— Start Exercise materials —

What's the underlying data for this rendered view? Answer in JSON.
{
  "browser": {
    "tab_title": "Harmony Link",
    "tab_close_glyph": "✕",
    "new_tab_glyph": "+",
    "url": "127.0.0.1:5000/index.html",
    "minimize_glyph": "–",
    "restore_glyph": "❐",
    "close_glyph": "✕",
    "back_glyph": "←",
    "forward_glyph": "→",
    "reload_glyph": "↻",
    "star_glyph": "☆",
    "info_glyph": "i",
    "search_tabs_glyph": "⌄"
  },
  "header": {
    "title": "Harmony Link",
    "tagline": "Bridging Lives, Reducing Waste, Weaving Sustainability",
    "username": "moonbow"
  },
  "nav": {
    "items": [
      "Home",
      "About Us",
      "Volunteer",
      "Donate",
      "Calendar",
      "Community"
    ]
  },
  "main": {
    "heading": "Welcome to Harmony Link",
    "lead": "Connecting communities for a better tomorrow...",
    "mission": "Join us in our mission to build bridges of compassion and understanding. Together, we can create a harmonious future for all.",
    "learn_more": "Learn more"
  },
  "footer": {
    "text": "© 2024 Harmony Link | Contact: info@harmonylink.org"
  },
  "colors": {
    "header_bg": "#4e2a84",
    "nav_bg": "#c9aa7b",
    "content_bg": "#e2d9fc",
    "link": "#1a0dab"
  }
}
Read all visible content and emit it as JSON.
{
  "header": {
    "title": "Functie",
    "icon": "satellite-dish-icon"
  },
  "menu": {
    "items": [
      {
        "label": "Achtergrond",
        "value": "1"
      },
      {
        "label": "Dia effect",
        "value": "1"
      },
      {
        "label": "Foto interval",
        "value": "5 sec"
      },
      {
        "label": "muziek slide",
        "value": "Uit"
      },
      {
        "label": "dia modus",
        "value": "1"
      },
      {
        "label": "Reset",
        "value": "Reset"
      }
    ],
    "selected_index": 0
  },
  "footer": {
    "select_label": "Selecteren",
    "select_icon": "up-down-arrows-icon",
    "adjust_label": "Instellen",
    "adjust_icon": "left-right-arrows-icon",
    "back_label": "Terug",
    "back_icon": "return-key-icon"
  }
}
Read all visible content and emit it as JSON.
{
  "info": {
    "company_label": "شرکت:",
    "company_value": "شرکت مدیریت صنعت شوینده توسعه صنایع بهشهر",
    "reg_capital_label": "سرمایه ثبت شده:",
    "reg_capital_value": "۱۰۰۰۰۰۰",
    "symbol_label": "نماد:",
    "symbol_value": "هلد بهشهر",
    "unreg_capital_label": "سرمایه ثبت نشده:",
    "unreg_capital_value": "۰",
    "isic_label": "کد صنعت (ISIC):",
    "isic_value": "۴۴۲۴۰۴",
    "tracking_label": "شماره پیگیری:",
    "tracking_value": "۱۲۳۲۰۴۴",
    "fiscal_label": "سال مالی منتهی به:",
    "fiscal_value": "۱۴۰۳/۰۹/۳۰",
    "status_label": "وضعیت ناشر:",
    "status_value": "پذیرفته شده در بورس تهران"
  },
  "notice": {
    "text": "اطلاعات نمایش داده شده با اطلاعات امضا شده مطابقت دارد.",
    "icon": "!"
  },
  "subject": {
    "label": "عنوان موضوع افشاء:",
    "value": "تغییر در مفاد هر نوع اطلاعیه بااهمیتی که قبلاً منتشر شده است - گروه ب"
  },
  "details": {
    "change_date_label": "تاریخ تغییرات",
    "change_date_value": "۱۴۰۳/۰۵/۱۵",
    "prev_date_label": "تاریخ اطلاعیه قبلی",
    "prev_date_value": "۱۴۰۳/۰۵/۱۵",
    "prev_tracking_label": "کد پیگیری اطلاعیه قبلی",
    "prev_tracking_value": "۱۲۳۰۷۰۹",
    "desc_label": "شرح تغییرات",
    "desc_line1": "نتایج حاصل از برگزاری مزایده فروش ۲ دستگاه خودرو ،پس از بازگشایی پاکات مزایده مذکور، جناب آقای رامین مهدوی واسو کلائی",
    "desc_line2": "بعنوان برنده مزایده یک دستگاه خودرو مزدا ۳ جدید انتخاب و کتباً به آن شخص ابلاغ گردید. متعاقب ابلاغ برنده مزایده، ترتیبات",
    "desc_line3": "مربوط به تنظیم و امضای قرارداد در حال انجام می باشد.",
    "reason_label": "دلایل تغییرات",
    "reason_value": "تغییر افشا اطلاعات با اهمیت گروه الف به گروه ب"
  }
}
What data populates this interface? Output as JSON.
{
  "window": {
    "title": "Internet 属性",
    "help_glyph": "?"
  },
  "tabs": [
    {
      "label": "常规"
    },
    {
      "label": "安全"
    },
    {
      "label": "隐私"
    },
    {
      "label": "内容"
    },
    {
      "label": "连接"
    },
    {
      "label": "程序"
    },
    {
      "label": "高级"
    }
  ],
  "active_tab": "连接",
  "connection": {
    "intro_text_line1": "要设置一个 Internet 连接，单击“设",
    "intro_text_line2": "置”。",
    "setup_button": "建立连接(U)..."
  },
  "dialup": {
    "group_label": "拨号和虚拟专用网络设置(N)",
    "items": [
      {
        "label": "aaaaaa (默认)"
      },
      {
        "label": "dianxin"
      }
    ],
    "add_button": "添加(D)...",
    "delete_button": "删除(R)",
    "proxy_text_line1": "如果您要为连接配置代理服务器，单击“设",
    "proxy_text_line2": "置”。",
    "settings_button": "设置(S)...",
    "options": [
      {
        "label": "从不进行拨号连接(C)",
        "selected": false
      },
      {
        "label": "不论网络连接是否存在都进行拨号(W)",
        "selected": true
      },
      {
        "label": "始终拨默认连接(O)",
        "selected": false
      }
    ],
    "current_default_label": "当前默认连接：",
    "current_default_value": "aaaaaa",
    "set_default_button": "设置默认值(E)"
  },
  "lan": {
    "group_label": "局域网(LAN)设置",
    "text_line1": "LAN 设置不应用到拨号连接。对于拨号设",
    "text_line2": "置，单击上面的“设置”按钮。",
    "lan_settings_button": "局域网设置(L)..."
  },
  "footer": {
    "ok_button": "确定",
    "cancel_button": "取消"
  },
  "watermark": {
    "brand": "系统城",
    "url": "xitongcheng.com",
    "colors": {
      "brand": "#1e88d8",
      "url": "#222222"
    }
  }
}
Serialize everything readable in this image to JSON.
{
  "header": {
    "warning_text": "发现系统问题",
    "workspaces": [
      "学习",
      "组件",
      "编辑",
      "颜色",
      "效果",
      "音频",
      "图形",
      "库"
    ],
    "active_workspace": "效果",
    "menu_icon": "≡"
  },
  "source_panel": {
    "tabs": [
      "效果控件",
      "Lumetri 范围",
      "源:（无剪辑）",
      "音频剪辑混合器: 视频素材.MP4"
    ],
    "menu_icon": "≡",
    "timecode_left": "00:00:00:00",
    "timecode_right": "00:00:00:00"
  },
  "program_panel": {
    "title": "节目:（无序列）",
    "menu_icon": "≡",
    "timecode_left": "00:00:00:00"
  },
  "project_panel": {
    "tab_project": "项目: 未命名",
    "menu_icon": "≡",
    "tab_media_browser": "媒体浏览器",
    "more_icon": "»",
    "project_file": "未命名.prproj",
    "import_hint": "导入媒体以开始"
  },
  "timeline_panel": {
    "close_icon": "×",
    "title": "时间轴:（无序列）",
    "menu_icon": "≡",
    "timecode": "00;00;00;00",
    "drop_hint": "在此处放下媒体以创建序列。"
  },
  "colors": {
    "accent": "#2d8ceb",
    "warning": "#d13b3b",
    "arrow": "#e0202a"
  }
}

— End Exercise materials —

▸ **Exercise**
Give the data again, exactly as it stands.

▸ **Answer to the problem**
What's the underlying data for this rendered view? Answer in JSON.
{
  "browser": {
    "tab_title": "Harmony Link",
    "tab_close_glyph": "✕",
    "new_tab_glyph": "+",
    "url": "127.0.0.1:5000/index.html",
    "minimize_glyph": "–",
    "restore_glyph": "❐",
    "close_glyph": "✕",
    "back_glyph": "←",
    "forward_glyph": "→",
    "reload_glyph": "↻",
    "star_glyph": "☆",
    "info_glyph": "i",
    "search_tabs_glyph": "⌄"
  },
  "header": {
    "title": "Harmony Link",
    "tagline": "Bridging Lives, Reducing Waste, Weaving Sustainability",
    "username": "moonbow"
  },
  "nav": {
    "items": [
      "Home",
      "About Us",
      "Volunteer",
      "Donate",
      "Calendar",
      "Community"
    ]
  },
  "main": {
    "heading": "Welcome to Harmony Link",
    "lead": "Connecting communities for a better tomorrow...",
    "mission": "Join us in our mission to build bridges of compassion and understanding. Together, we can create a harmonious future for all.",
    "learn_more": "Learn more"
  },
  "footer": {
    "text": "© 2024 Harmony Link | Contact: info@harmonylink.org"
  },
  "colors": {
    "header_bg": "#4e2a84",
    "nav_bg": "#c9aa7b",
    "content_bg": "#e2d9fc",
    "link": "#1a0dab"
  }
}
Read all visible content and emit it as JSON.
{
  "header": {
    "title": "Functie",
    "icon": "satellite-dish-icon"
  },
  "menu": {
    "items": [
      {
        "label": "Achtergrond",
        "value": "1"
      },
      {
        "label": "Dia effect",
        "value": "1"
      },
      {
        "label": "Foto interval",
        "value": "5 sec"
      },
      {
        "label": "muziek slide",
        "value": "Uit"
      },
      {
        "label": "dia modus",
        "value": "1"
      },
      {
        "label": "Reset",
        "value": "Reset"
      }
    ],
    "selected_index": 0
  },
  "footer": {
    "select_label": "Selecteren",
    "select_icon": "up-down-arrows-icon",
    "adjust_label": "Instellen",
    "adjust_icon": "left-right-arrows-icon",
    "back_label": "Terug",
    "back_icon": "return-key-icon"
  }
}
Read all visible content and emit it as JSON.
{
  "info": {
    "company_label": "شرکت:",
    "company_value": "شرکت مدیریت صنعت شوینده توسعه صنایع بهشهر",
    "reg_capital_label": "سرمایه ثبت شده:",
    "reg_capital_value": "۱۰۰۰۰۰۰",
    "symbol_label": "نماد:",
    "symbol_value": "هلد بهشهر",
    "unreg_capital_label": "سرمایه ثبت نشده:",
    "unreg_capital_value": "۰",
    "isic_label": "کد صنعت (ISIC):",
    "isic_value": "۴۴۲۴۰۴",
    "tracking_label": "شماره پیگیری:",
    "tracking_value": "۱۲۳۲۰۴۴",
    "fiscal_label": "سال مالی منتهی به:",
    "fiscal_value": "۱۴۰۳/۰۹/۳۰",
    "status_label": "وضعیت ناشر:",
    "status_value": "پذیرفته شده در بورس تهران"
  },
  "notice": {
    "text": "اطلاعات نمایش داده شده با اطلاعات امضا شده مطابقت دارد.",
    "icon": "!"
  },
  "subject": {
    "label": "عنوان موضوع افشاء:",
    "value": "تغییر در مفاد هر نوع اطلاعیه بااهمیتی که قبلاً منتشر شده است - گروه ب"
  },
  "details": {
    "change_date_label": "تاریخ تغییرات",
    "change_date_value": "۱۴۰۳/۰۵/۱۵",
    "prev_date_label": "تاریخ اطلاعیه قبلی",
    "prev_date_value": "۱۴۰۳/۰۵/۱۵",
    "prev_tracking_label": "کد پیگیری اطلاعیه قبلی",
    "prev_tracking_value": "۱۲۳۰۷۰۹",
    "desc_label": "شرح تغییرات",
    "desc_line1": "نتایج حاصل از برگزاری مزایده فروش ۲ دستگاه خودرو ،پس از بازگشایی پاکات مزایده مذکور، جناب آقای رامین مهدوی واسو کلائی",
    "desc_line2": "بعنوان برنده مزایده یک دستگاه خودرو مزدا ۳ جدید انتخاب و کتباً به آن شخص ابلاغ گردید. متعاقب ابلاغ برنده مزایده، ترتیبات",
    "desc_line3": "مربوط به تنظیم و امضای قرارداد در حال انجام می باشد.",
    "reason_label": "دلایل تغییرات",
    "reason_value": "تغییر افشا اطلاعات با اهمیت گروه الف به گروه ب"
  }
}
What data populates this interface? Output as JSON.
{
  "window": {
    "title": "Internet 属性",
    "help_glyph": "?"
  },
  "tabs": [
    {
      "label": "常规"
    },
    {
      "label": "安全"
    },
    {
      "label": "隐私"
    },
    {
      "label": "内容"
    },
    {
      "label": "连接"
    },
    {
      "label": "程序"
    },
    {
      "label": "高级"
    }
  ],
  "active_tab": "连接",
  "connection": {
    "intro_text_line1": "要设置一个 Internet 连接，单击“设",
    "intro_text_line2": "置”。",
    "setup_button": "建立连接(U)..."
  },
  "dialup": {
    "group_label": "拨号和虚拟专用网络设置(N)",
    "items": [
      {
        "label": "aaaaaa (默认)"
      },
      {
        "label": "dianxin"
      }
    ],
    "add_button": "添加(D)...",
    "delete_button": "删除(R)",
    "proxy_text_line1": "如果您要为连接配置代理服务器，单击“设",
    "proxy_text_line2": "置”。",
    "settings_button": "设置(S)...",
    "options": [
      {
        "label": "从不进行拨号连接(C)",
        "selected": false
      },
      {
        "label": "不论网络连接是否存在都进行拨号(W)",
        "selected": true
      },
      {
        "label": "始终拨默认连接(O)",
        "selected": false
      }
    ],
    "current_default_label": "当前默认连接：",
    "current_default_value": "aaaaaa",
    "set_default_button": "设置默认值(E)"
  },
  "lan": {
    "group_label": "局域网(LAN)设置",
    "text_line1": "LAN 设置不应用到拨号连接。对于拨号设",
    "text_line2": "置，单击上面的“设置”按钮。",
    "lan_settings_button": "局域网设置(L)..."
  },
  "footer": {
    "ok_button": "确定",
    "cancel_button": "取消"
  },
  "watermark": {
    "brand": "系统城",
    "url": "xitongcheng.com",
    "colors": {
      "brand": "#1e88d8",
      "url": "#222222"
    }
  }
}
Serialize everything readable in this image to JSON.
{
  "header": {
    "warning_text": "发现系统问题",
    "workspaces": [
      "学习",
      "组件",
      "编辑",
      "颜色",
      "效果",
      "音频",
      "图形",
      "库"
    ],
    "active_workspace": "效果",
    "menu_icon": "≡"
  },
  "source_panel": {
    "tabs": [
      "效果控件",
      "Lumetri 范围",
      "源:（无剪辑）",
      "音频剪辑混合器: 视频素材.MP4"
    ],
    "menu_icon": "≡",
    "timecode_left": "00:00:00:00",
    "timecode_right": "00:00:00:00"
  },
  "program_panel": {
    "title": "节目:（无序列）",
    "menu_icon": "≡",
    "timecode_left": "00:00:00:00"
  },
  "project_panel": {
    "tab_project": "项目: 未命名",
    "menu_icon": "≡",
    "tab_media_browser": "媒体浏览器",
    "more_icon": "»",
    "project_file": "未命名.prproj",
    "import_hint": "导入媒体以开始"
  },
  "timeline_panel": {
    "close_icon": "×",
    "title": "时间轴:（无序列）",
    "menu_icon": "≡",
    "timecode": "00;00;00;00",
    "drop_hint": "在此处放下媒体以创建序列。"
  },
  "colors": {
    "accent": "#2d8ceb",
    "warning": "#d13b3b",
    "arrow": "#e0202a"
  }
}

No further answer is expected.